> _WORK REQUIRED_
Give every line from the entries that contains "name".

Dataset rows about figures
-------
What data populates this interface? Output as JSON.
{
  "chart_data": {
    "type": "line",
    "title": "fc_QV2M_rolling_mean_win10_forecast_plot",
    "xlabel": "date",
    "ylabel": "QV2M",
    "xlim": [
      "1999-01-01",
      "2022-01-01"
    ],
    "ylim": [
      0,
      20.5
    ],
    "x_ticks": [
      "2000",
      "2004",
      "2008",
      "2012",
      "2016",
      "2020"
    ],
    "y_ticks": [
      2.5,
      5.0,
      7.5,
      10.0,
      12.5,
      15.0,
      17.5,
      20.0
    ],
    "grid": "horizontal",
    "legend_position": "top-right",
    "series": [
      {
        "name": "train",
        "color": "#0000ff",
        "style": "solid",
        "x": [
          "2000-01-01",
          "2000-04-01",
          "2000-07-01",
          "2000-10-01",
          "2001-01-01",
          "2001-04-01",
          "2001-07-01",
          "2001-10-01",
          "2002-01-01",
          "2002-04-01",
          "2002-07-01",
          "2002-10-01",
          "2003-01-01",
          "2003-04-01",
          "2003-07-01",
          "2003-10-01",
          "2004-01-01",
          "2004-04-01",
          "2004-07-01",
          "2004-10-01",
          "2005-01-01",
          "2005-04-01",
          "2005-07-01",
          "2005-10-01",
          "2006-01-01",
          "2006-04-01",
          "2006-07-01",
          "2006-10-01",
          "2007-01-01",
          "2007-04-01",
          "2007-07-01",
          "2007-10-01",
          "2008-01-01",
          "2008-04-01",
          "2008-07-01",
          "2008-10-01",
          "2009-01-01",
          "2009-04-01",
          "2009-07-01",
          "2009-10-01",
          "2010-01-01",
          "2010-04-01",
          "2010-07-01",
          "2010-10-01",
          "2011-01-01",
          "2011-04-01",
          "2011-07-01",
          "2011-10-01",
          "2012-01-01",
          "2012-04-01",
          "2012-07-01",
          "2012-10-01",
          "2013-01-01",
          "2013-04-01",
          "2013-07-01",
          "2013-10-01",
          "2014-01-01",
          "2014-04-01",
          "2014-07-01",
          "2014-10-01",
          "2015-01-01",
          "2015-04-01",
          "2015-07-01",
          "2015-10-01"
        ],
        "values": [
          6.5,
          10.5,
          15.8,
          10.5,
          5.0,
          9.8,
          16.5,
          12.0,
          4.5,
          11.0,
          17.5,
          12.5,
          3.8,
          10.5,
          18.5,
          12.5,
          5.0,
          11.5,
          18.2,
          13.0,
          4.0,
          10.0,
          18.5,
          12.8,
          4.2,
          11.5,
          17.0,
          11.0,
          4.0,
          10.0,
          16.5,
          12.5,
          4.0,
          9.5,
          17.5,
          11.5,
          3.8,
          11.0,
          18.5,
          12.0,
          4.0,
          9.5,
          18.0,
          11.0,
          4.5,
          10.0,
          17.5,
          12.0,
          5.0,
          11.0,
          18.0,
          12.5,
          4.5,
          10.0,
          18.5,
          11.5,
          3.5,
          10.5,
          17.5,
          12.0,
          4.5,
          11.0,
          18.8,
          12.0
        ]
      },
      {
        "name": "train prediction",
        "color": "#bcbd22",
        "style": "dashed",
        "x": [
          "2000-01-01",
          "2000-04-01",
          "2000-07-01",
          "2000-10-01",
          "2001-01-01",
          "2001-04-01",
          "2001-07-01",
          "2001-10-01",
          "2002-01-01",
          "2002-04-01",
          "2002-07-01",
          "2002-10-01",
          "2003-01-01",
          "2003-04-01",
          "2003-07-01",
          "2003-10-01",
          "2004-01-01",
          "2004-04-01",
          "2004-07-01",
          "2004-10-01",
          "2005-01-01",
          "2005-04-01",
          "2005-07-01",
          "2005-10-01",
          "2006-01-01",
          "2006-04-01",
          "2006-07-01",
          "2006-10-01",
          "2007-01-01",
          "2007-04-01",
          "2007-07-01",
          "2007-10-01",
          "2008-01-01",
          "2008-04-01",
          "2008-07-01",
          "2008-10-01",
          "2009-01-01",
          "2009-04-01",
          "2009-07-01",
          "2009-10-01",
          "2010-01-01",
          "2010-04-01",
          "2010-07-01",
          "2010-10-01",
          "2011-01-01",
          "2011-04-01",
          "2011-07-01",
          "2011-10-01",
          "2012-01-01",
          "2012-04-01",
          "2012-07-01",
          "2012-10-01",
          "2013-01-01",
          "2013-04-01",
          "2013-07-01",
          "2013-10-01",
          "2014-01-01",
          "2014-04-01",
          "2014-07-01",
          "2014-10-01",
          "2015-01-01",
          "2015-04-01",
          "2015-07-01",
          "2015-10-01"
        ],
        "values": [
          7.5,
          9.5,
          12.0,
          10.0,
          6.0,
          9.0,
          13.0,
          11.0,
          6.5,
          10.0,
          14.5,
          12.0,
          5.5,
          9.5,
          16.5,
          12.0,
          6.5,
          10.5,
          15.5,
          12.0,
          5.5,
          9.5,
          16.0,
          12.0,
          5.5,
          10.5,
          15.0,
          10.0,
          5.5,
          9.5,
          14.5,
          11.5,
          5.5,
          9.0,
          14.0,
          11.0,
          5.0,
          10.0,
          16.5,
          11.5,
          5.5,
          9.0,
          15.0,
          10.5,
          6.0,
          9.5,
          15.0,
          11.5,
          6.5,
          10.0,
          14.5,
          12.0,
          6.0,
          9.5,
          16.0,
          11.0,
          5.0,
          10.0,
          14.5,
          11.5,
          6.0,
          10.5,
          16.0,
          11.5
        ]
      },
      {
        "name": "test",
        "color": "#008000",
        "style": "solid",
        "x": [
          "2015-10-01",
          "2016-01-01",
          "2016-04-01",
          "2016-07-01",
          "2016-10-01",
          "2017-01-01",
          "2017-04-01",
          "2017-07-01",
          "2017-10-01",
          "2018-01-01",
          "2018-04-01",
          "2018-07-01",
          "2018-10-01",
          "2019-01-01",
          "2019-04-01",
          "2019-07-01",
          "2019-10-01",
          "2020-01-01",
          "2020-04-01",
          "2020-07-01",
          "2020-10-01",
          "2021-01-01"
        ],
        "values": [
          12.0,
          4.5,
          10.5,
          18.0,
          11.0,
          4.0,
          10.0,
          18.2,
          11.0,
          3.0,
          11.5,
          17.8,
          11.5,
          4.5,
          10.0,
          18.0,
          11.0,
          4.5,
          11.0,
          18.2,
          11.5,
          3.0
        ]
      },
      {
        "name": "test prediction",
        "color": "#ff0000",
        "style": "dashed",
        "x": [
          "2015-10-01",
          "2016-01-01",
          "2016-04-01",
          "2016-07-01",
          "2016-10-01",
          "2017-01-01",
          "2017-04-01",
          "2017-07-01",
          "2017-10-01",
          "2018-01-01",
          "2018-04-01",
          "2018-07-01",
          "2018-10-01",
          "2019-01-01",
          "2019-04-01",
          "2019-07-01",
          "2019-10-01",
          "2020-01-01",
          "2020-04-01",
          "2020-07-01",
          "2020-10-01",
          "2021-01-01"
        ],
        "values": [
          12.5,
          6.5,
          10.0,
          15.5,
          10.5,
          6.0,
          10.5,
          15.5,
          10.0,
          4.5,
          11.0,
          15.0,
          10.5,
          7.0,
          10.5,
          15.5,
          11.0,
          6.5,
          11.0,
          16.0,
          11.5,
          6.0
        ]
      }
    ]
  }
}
-------
> _RESULT FOR THIS EXERCISE_
        "name": "train",
        "name": "train prediction",
        "name": "test",
        "name": "test prediction",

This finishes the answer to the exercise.